• _Data to use_:
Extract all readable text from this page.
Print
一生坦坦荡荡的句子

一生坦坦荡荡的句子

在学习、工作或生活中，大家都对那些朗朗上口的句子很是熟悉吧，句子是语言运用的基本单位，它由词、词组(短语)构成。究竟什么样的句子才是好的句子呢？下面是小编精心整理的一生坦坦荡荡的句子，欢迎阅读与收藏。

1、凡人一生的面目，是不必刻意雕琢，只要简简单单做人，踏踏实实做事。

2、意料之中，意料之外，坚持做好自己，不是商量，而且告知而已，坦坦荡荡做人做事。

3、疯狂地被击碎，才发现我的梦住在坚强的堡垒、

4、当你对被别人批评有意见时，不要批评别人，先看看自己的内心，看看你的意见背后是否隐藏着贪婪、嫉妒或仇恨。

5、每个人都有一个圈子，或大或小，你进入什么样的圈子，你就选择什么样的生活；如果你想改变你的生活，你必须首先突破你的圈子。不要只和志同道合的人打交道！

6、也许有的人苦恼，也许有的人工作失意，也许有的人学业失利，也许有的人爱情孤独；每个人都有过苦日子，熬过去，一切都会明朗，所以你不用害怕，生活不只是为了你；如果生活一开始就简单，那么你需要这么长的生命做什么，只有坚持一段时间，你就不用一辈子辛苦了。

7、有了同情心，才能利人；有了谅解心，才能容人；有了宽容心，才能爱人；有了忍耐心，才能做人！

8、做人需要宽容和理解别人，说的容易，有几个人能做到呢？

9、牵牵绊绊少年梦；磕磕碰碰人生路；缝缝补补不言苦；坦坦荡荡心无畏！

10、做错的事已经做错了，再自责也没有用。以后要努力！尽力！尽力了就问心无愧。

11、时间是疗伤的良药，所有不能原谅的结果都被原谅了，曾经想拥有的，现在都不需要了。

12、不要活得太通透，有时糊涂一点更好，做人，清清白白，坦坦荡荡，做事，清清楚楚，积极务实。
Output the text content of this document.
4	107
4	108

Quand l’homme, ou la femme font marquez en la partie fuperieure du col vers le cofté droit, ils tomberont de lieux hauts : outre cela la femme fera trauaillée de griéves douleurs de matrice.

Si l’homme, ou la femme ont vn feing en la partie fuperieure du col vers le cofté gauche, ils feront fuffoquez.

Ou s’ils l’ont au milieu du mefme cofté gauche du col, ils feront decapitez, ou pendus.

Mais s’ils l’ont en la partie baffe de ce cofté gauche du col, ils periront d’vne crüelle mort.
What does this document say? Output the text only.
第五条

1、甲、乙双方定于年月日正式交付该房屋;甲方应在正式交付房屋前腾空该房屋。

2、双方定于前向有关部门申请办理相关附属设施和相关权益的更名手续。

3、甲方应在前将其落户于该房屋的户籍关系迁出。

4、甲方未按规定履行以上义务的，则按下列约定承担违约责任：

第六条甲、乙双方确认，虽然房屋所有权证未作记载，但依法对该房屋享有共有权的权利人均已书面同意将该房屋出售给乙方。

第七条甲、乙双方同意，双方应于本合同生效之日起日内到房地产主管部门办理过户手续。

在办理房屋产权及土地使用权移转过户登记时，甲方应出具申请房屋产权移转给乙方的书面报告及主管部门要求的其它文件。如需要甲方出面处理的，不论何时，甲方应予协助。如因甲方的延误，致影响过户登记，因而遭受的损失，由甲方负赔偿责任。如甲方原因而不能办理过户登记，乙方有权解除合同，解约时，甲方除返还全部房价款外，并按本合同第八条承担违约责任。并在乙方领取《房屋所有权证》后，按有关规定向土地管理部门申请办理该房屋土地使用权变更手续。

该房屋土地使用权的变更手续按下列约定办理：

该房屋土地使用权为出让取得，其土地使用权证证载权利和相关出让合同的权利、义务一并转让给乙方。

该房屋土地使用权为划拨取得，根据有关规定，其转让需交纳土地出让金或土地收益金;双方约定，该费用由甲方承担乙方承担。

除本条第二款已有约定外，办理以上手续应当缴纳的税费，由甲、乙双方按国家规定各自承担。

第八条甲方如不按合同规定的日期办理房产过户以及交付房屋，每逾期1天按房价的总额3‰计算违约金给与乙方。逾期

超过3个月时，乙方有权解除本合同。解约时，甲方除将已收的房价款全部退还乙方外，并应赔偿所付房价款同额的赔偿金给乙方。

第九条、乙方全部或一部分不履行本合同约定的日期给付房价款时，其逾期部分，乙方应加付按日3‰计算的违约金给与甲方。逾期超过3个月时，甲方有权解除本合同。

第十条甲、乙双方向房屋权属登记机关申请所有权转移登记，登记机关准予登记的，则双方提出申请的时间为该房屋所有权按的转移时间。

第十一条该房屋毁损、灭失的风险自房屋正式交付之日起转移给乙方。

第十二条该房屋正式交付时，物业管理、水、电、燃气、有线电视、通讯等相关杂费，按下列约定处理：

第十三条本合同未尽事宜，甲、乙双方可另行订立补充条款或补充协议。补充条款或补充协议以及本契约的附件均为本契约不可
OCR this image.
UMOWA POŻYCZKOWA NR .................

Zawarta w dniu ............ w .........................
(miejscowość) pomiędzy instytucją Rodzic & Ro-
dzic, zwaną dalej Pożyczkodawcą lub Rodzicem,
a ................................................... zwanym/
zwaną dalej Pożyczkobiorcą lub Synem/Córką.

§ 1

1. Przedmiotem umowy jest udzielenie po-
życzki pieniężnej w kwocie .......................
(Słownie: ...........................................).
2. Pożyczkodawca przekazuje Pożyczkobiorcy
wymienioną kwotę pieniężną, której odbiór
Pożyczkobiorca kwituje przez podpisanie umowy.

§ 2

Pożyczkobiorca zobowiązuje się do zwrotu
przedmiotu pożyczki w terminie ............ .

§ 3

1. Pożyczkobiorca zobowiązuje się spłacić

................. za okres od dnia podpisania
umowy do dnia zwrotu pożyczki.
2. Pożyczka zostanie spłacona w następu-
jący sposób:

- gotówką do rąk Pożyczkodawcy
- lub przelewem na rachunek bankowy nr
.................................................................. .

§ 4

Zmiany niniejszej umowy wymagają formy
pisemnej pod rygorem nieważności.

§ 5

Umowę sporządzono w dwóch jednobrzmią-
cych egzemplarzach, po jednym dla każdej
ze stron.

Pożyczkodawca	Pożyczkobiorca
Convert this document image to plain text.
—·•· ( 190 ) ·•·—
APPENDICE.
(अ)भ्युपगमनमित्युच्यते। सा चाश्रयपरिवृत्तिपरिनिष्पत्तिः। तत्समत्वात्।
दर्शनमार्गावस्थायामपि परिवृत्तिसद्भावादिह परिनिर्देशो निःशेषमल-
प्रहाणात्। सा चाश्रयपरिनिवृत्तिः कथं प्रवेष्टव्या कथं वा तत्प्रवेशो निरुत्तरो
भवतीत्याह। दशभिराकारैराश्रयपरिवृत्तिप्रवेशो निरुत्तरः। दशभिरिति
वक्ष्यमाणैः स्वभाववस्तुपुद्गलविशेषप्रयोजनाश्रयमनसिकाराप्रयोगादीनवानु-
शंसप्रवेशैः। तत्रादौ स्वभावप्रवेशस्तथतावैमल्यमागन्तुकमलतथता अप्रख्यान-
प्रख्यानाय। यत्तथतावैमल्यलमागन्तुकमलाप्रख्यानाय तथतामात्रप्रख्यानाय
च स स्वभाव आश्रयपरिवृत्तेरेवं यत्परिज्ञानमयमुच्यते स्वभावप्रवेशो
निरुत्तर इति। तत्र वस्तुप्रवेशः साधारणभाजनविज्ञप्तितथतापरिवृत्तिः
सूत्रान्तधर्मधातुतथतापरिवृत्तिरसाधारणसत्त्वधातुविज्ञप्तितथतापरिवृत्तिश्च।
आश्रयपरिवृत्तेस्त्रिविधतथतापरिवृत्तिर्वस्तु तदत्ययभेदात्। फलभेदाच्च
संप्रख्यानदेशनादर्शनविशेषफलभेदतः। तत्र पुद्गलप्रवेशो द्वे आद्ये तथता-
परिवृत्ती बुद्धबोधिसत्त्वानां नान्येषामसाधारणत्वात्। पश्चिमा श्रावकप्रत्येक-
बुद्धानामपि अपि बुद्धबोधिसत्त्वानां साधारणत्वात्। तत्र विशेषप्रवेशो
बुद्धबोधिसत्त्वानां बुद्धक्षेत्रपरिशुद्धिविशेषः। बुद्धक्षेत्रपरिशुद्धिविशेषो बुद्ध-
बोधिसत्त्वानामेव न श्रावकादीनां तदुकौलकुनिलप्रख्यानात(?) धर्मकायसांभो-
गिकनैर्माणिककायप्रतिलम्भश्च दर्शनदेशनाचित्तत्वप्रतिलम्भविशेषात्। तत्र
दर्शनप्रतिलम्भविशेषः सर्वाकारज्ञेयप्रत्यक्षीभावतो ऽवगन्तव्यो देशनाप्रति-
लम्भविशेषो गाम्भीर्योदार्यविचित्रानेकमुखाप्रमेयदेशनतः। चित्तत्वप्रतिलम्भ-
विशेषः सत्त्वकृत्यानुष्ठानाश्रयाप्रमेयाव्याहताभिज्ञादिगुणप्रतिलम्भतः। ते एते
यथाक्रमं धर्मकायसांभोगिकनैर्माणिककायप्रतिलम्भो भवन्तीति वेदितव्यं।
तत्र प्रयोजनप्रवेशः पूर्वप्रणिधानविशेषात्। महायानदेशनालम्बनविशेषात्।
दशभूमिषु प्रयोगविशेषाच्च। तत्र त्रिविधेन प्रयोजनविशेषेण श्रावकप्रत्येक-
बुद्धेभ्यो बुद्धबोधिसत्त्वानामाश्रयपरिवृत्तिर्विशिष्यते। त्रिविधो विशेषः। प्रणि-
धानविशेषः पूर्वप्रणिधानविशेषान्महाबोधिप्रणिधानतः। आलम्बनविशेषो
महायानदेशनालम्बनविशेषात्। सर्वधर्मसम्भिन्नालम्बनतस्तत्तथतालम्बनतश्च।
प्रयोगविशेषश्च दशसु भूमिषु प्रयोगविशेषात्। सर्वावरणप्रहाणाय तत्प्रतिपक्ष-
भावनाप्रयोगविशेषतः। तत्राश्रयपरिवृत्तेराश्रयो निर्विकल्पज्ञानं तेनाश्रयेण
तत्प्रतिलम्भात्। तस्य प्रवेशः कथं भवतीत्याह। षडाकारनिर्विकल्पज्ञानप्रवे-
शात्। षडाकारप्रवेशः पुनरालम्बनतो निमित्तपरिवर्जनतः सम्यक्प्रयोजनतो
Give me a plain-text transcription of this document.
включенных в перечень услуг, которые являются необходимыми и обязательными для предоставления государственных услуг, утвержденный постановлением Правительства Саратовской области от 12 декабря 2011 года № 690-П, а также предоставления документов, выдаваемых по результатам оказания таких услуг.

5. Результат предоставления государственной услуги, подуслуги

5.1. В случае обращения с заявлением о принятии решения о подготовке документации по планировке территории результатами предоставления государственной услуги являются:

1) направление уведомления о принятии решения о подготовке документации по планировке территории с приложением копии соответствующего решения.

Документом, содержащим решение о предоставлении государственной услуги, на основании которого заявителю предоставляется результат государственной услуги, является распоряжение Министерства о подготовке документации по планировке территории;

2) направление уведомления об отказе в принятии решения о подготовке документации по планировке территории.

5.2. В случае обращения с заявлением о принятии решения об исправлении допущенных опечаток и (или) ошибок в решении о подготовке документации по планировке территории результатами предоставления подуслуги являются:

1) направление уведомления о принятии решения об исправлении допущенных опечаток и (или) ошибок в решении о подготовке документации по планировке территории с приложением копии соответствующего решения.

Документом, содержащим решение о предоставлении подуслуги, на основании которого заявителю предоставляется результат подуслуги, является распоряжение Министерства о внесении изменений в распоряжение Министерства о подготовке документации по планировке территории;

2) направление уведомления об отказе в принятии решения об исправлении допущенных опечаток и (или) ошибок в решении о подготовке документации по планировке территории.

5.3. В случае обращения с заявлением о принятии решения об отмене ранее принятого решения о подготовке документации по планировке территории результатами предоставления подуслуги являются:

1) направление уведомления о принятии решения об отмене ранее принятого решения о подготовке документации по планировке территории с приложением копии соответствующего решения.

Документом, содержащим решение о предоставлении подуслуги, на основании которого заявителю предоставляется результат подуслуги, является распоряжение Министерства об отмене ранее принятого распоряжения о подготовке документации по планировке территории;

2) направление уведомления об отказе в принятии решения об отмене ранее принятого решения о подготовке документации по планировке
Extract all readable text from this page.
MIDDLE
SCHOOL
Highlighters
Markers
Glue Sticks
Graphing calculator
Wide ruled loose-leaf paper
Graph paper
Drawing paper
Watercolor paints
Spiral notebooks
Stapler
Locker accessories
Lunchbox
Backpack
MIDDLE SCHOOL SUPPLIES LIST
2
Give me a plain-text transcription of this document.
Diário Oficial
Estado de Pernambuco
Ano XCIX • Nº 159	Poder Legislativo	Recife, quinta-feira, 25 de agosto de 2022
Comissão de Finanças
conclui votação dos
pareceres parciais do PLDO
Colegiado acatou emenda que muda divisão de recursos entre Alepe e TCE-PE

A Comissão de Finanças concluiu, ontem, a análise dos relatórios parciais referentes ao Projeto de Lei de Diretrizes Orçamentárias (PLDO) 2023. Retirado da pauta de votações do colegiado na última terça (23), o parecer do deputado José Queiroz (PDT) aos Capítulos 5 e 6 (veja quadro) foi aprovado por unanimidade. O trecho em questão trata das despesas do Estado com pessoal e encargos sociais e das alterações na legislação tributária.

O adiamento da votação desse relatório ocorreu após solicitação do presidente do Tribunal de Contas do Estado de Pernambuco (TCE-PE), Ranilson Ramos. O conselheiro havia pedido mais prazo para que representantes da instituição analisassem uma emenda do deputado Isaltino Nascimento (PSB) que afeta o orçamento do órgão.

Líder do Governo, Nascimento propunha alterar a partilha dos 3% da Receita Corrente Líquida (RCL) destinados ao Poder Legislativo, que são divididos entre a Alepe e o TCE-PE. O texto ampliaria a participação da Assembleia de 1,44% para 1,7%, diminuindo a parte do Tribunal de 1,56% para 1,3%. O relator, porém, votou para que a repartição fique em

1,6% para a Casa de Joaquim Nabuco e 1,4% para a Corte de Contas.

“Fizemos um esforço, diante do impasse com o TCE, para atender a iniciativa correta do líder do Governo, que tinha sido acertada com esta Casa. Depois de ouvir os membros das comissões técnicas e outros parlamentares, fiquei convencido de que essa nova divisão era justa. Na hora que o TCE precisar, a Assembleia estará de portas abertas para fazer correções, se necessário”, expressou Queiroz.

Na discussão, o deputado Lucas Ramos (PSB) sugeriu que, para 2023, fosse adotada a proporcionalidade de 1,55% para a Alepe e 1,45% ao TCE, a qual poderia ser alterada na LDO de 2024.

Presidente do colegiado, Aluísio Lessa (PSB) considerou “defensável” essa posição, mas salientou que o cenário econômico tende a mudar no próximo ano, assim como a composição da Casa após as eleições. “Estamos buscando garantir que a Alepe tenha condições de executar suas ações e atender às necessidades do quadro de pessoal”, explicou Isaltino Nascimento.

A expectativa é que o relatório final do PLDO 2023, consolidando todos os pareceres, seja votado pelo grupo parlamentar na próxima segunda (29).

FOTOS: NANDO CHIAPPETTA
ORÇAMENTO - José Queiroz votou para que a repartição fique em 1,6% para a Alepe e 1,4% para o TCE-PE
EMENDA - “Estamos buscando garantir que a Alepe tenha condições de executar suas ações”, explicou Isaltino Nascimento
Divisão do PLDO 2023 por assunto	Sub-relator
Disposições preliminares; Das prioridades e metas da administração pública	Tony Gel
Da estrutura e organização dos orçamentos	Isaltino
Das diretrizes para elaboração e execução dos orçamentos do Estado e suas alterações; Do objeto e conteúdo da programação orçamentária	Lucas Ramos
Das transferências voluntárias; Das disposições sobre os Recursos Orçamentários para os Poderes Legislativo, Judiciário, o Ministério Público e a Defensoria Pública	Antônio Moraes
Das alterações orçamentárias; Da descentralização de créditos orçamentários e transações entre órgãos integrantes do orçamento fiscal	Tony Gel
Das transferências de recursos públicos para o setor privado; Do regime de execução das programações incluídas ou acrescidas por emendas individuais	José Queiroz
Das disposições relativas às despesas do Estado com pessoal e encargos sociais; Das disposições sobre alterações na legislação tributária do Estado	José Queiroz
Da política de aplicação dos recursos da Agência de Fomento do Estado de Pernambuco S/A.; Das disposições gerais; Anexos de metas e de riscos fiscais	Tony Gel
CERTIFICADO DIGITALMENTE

• _Goal_: Look through the data above. Copy every line with the string "zobowiązuje" in it.

• _Output below_:
Pożyczkobiorca zobowiązuje się do zwrotu
1. Pożyczkobiorca zobowiązuje się spłacić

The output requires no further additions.